+++ Given entries +++
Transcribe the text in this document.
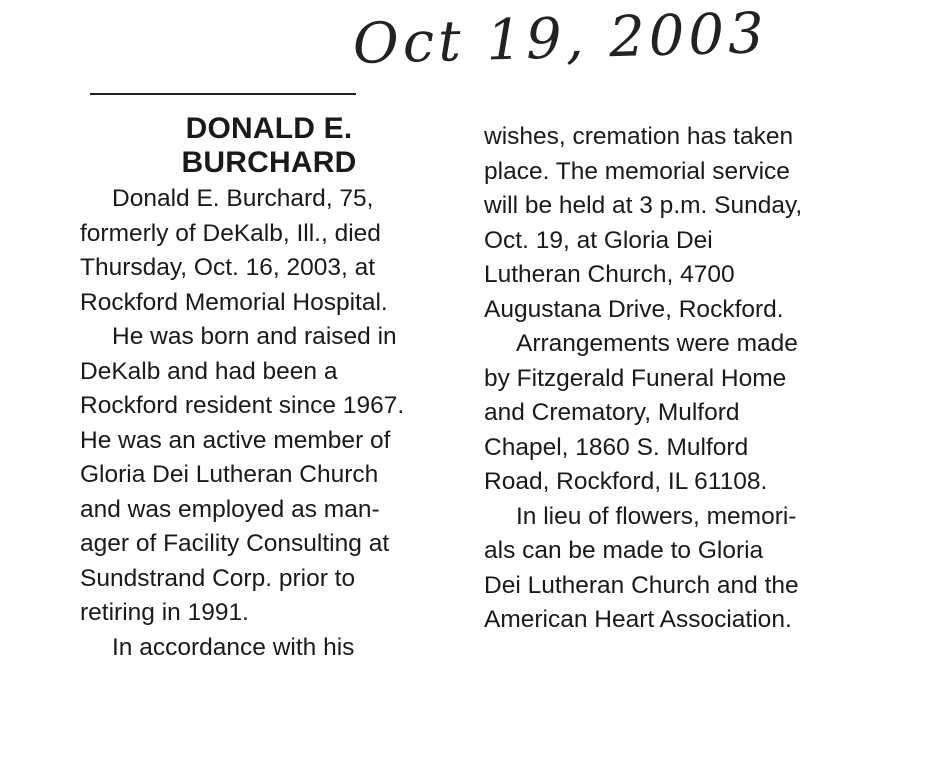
Oct 19, 2003
DONALD E.
BURCHARD
Donald E. Burchard, 75,
formerly of DeKalb, Ill., died
Thursday, Oct. 16, 2003, at
Rockford Memorial Hospital.
He was born and raised in
DeKalb and had been a
Rockford resident since 1967.
He was an active member of
Gloria Dei Lutheran Church
and was employed as man-
ager of Facility Consulting at
Sundstrand Corp. prior to
retiring in 1991.
In accordance with his
wishes, cremation has taken
place. The memorial service
will be held at 3 p.m. Sunday,
Oct. 19, at Gloria Dei
Lutheran Church, 4700
Augustana Drive, Rockford.
Arrangements were made
by Fitzgerald Funeral Home
and Crematory, Mulford
Chapel, 1860 S. Mulford
Road, Rockford, IL 61108.
In lieu of flowers, memori-
als can be made to Gloria
Dei Lutheran Church and the
American Heart Association.
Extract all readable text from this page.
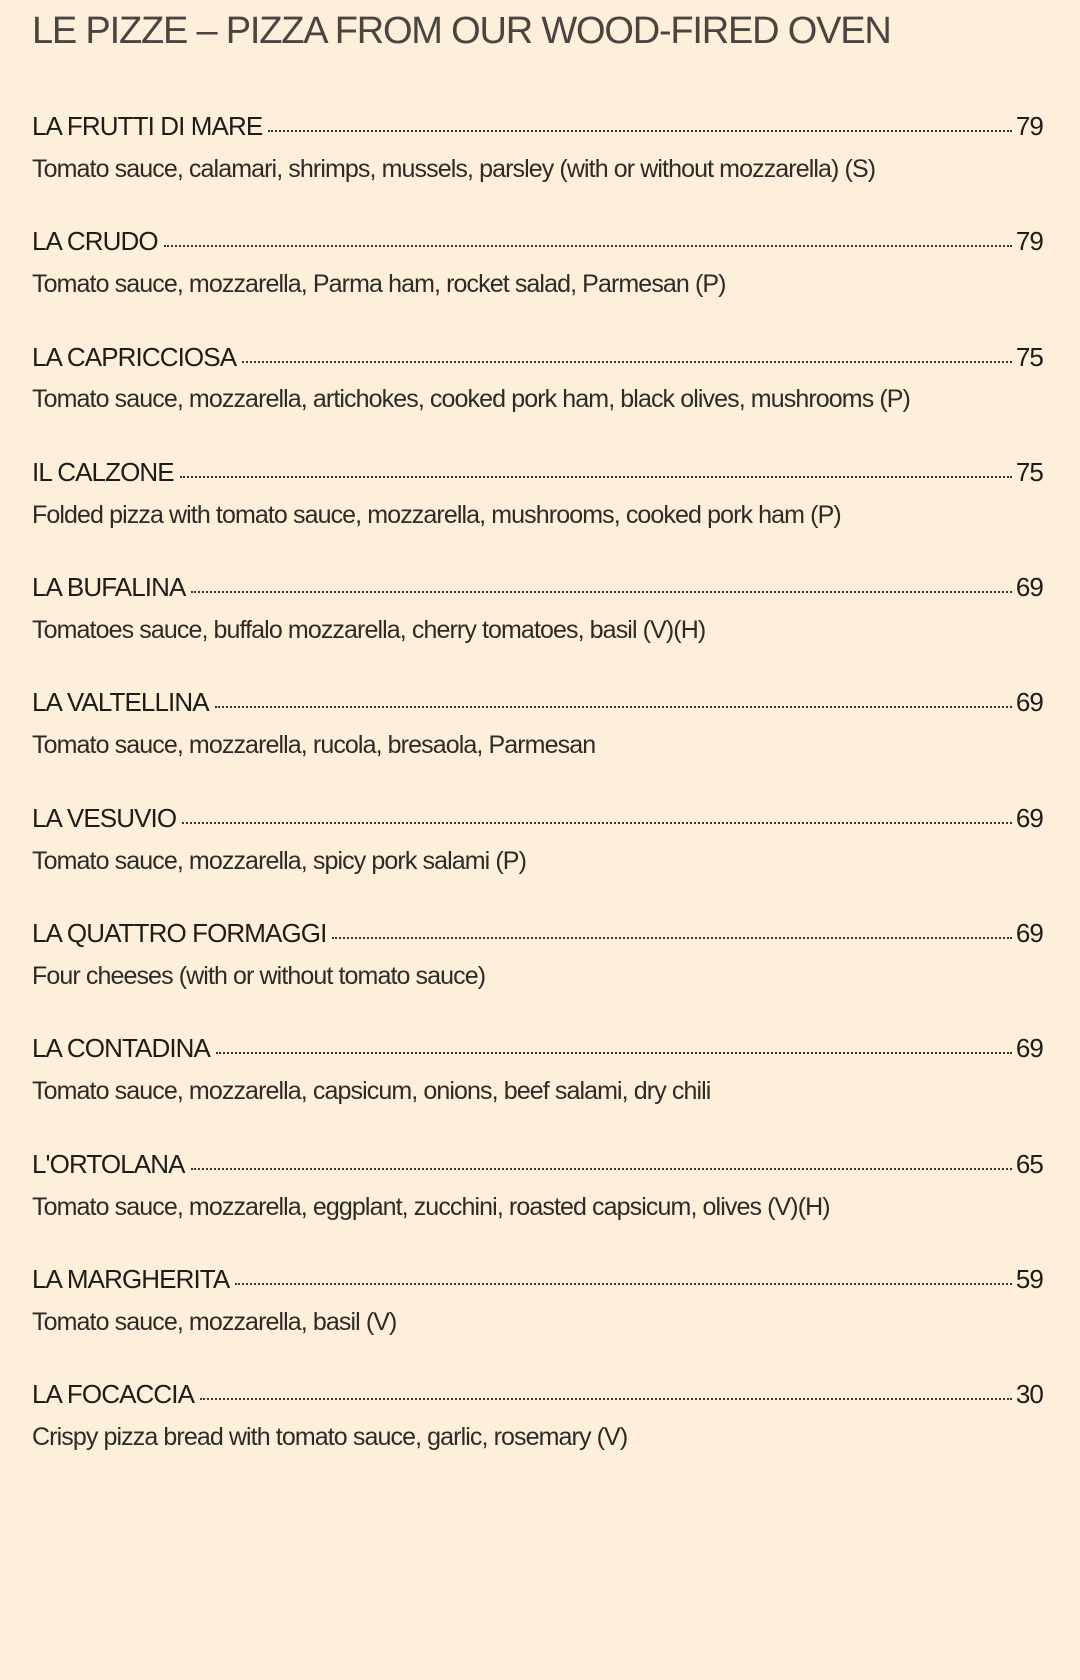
LE PIZZE – PIZZA FROM OUR WOOD-FIRED OVEN
LA FRUTTI DI MARE	79
Tomato sauce, calamari, shrimps, mussels, parsley (with or without mozzarella) (S)
LA CRUDO	79
Tomato sauce, mozzarella, Parma ham, rocket salad, Parmesan (P)
LA CAPRICCIOSA	75
Tomato sauce, mozzarella, artichokes, cooked pork ham, black olives, mushrooms (P)
IL CALZONE	75
Folded pizza with tomato sauce, mozzarella, mushrooms, cooked pork ham (P)
LA BUFALINA	69
Tomatoes sauce, buffalo mozzarella, cherry tomatoes, basil (V)(H)
LA VALTELLINA	69
Tomato sauce, mozzarella, rucola, bresaola, Parmesan
LA VESUVIO	69
Tomato sauce, mozzarella, spicy pork salami (P)
LA QUATTRO FORMAGGI	69
Four cheeses (with or without tomato sauce)
LA CONTADINA	69
Tomato sauce, mozzarella, capsicum, onions, beef salami, dry chili
L'ORTOLANA	65
Tomato sauce, mozzarella, eggplant, zucchini, roasted capsicum, olives (V)(H)
LA MARGHERITA	59
Tomato sauce, mozzarella, basil (V)
LA FOCACCIA	30
Crispy pizza bread with tomato sauce, garlic, rosemary (V)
+++
**Exercise aim**
Retype all the records shown above, character for character. Omit every picture.

**Written reply**
Transcribe the text in this document.
Oct 19, 2003
DONALD E.
BURCHARD
Donald E. Burchard, 75,
formerly of DeKalb, Ill., died
Thursday, Oct. 16, 2003, at
Rockford Memorial Hospital.
He was born and raised in
DeKalb and had been a
Rockford resident since 1967.
He was an active member of
Gloria Dei Lutheran Church
and was employed as man-
ager of Facility Consulting at
Sundstrand Corp. prior to
retiring in 1991.
In accordance with his
wishes, cremation has taken
place. The memorial service
will be held at 3 p.m. Sunday,
Oct. 19, at Gloria Dei
Lutheran Church, 4700
Augustana Drive, Rockford.
Arrangements were made
by Fitzgerald Funeral Home
and Crematory, Mulford
Chapel, 1860 S. Mulford
Road, Rockford, IL 61108.
In lieu of flowers, memori-
als can be made to Gloria
Dei Lutheran Church and the
American Heart Association.
Extract all readable text from this page.
LE PIZZE – PIZZA FROM OUR WOOD-FIRED OVEN
LA FRUTTI DI MARE	79
Tomato sauce, calamari, shrimps, mussels, parsley (with or without mozzarella) (S)
LA CRUDO	79
Tomato sauce, mozzarella, Parma ham, rocket salad, Parmesan (P)
LA CAPRICCIOSA	75
Tomato sauce, mozzarella, artichokes, cooked pork ham, black olives, mushrooms (P)
IL CALZONE	75
Folded pizza with tomato sauce, mozzarella, mushrooms, cooked pork ham (P)
LA BUFALINA	69
Tomatoes sauce, buffalo mozzarella, cherry tomatoes, basil (V)(H)
LA VALTELLINA	69
Tomato sauce, mozzarella, rucola, bresaola, Parmesan
LA VESUVIO	69
Tomato sauce, mozzarella, spicy pork salami (P)
LA QUATTRO FORMAGGI	69
Four cheeses (with or without tomato sauce)
LA CONTADINA	69
Tomato sauce, mozzarella, capsicum, onions, beef salami, dry chili
L'ORTOLANA	65
Tomato sauce, mozzarella, eggplant, zucchini, roasted capsicum, olives (V)(H)
LA MARGHERITA	59
Tomato sauce, mozzarella, basil (V)
LA FOCACCIA	30
Crispy pizza bread with tomato sauce, garlic, rosemary (V)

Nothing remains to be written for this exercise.